### Goal
Don't copy the pictures; return every other part of the records exactly.
—————
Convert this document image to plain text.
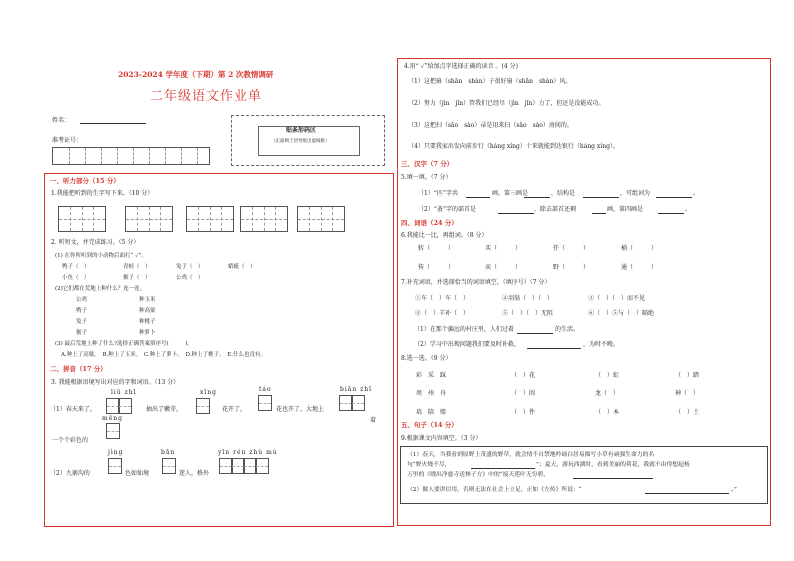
2023-2024 学年度（下期）第 2 次教情调研
二年级语文作业单
姓名：
准考证号：
贴条形码区
（正面朝上切勿贴出虚线框）
一、听力部分（15 分）
1.我能把听到的生字写下来。（10 分）
2. 听短文，并完成练习。（5 分）
(1) 在你所听到的小动物后面打“ ✓”。
鸭子（　）	青蛙（　）	兔子（　）	蜻蜓（　）
小鱼（　）	猴子（　）	公鸡（　）
(2)它们都在荒地上种什么？连一连。
公鸡
鸭子
兔子
猴子
种玉米
种高粱
种桃子
种萝卜
(3) 最后荒地上种了什么?选择正确答案填序号(　　　)。
A.种上了高粱。　B.种上了玉米。　C.种上了萝卜。　D.种上了桃子。　E.什么也没有。
二、拼音（17 分）
3. 我能根据语境写出对应的字和词语。（13 分）
liǔ zhī	xīng	táo	biān zhī
（1）春天来了，	抽出了嫩芽，	花开了，	花也开了。大地上
着
měng
一个个彩色的
jìng	bān	yīn rén zhù mù
（2）九寨沟的	色如仙境	迷人，格外
4.用“ ✓”给加点字选择正确的读音 。(4 分)
（1）这把扇（shān　shàn）子很好扇（shān　shàn）风。
（2）努力（jìn　jǐn）管我们已经尽（jìn　jǐn）力了，但还是没能成功。
（3）这把扫（sǎo　sào）帚是用来扫（sǎo　sào）房间的。
（4）只要我家出发向前步行（háng xíng）十来就能到达银行（háng xíng）。
三、汉字（7 分）
5.填一填。（7 分）
（1）“匹”字共	画，第三画是	，结构是	，可组词为	。
（2）“蚤”字的部首是	，除去部首还剩	画，第四画是	。
四、词语（24 分）
6.我能比一比，再组词。（8 分）
转（　　　）	买（　　　）	仟（　　　）	桶（　　　）
传（　　　）	卖（　　　）	野（　　　）	通（　　　）
7.补充词语，并选择恰当的词语填空。（填序号）（7 分）
①车（　）车（　）	②羽翁（　）（　）	③（　）（　）而不见
④（　）羊补（　）	⑤（　）（　）无阻	⑥（　）⑤与（　）隔绝
（1）在那个偏远的村庄里，人们过着	的生活。
（2）学习中出现问题我们要及时补救，	，为时不晚。
8.选一选。（9 分）
彩　采　踩	（　）花	（　）虹	（　）踏
周　州　舟	（　）围	龙（　）	神（　）
培　陪　赔	（　）件	（　）本	（　）土
五、句子（14 分）
9.根据课文内容填空。（3 分）
（1）春天，当我看到原野上茂盛的野草，就会情不自禁地吟诵白居易描写小草有顽强生命力的名
句“野火烧不尽，	”；夏天，游玩西湖时，看到美丽的荷花，我就不由得想起杨
万里的《晓出净慈寺送林子方》中的“接天莲叶无穷碧，
（2）做人要讲信用，否则无法在社会上立足，正如《左传》所说：“	。”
—————
### Response
Convert this document image to plain text.
2023-2024 学年度（下期）第 2 次教情调研
二年级语文作业单
姓名：
准考证号：
贴条形码区
（正面朝上切勿贴出虚线框）
一、听力部分（15 分）
1.我能把听到的生字写下来。（10 分）
2. 听短文，并完成练习。（5 分）
(1) 在你所听到的小动物后面打“ ✓”。
鸭子（　）	青蛙（　）	兔子（　）	蜻蜓（　）
小鱼（　）	猴子（　）	公鸡（　）
(2)它们都在荒地上种什么？连一连。
公鸡
鸭子
兔子
猴子
种玉米
种高粱
种桃子
种萝卜
(3) 最后荒地上种了什么?选择正确答案填序号(　　　)。
A.种上了高粱。　B.种上了玉米。　C.种上了萝卜。　D.种上了桃子。　E.什么也没有。
二、拼音（17 分）
3. 我能根据语境写出对应的字和词语。（13 分）
liǔ zhī	xīng	táo	biān zhī
（1）春天来了，	抽出了嫩芽，	花开了，	花也开了。大地上
着
měng
一个个彩色的
jìng	bān	yīn rén zhù mù
（2）九寨沟的	色如仙境	迷人，格外
4.用“ ✓”给加点字选择正确的读音 。(4 分)
（1）这把扇（shān　shàn）子很好扇（shān　shàn）风。
（2）努力（jìn　jǐn）管我们已经尽（jìn　jǐn）力了，但还是没能成功。
（3）这把扫（sǎo　sào）帚是用来扫（sǎo　sào）房间的。
（4）只要我家出发向前步行（háng xíng）十来就能到达银行（háng xíng）。
三、汉字（7 分）
5.填一填。（7 分）
（1）“匹”字共	画，第三画是	，结构是	，可组词为	。
（2）“蚤”字的部首是	，除去部首还剩	画，第四画是	。
四、词语（24 分）
6.我能比一比，再组词。（8 分）
转（　　　）	买（　　　）	仟（　　　）	桶（　　　）
传（　　　）	卖（　　　）	野（　　　）	通（　　　）
7.补充词语，并选择恰当的词语填空。（填序号）（7 分）
①车（　）车（　）	②羽翁（　）（　）	③（　）（　）而不见
④（　）羊补（　）	⑤（　）（　）无阻	⑥（　）⑤与（　）隔绝
（1）在那个偏远的村庄里，人们过着	的生活。
（2）学习中出现问题我们要及时补救，	，为时不晚。
8.选一选。（9 分）
彩　采　踩	（　）花	（　）虹	（　）踏
周　州　舟	（　）围	龙（　）	神（　）
培　陪　赔	（　）件	（　）本	（　）土
五、句子（14 分）
9.根据课文内容填空。（3 分）
（1）春天，当我看到原野上茂盛的野草，就会情不自禁地吟诵白居易描写小草有顽强生命力的名
句“野火烧不尽，	”；夏天，游玩西湖时，看到美丽的荷花，我就不由得想起杨
万里的《晓出净慈寺送林子方》中的“接天莲叶无穷碧，
（2）做人要讲信用，否则无法在社会上立足，正如《左传》所说：“	。”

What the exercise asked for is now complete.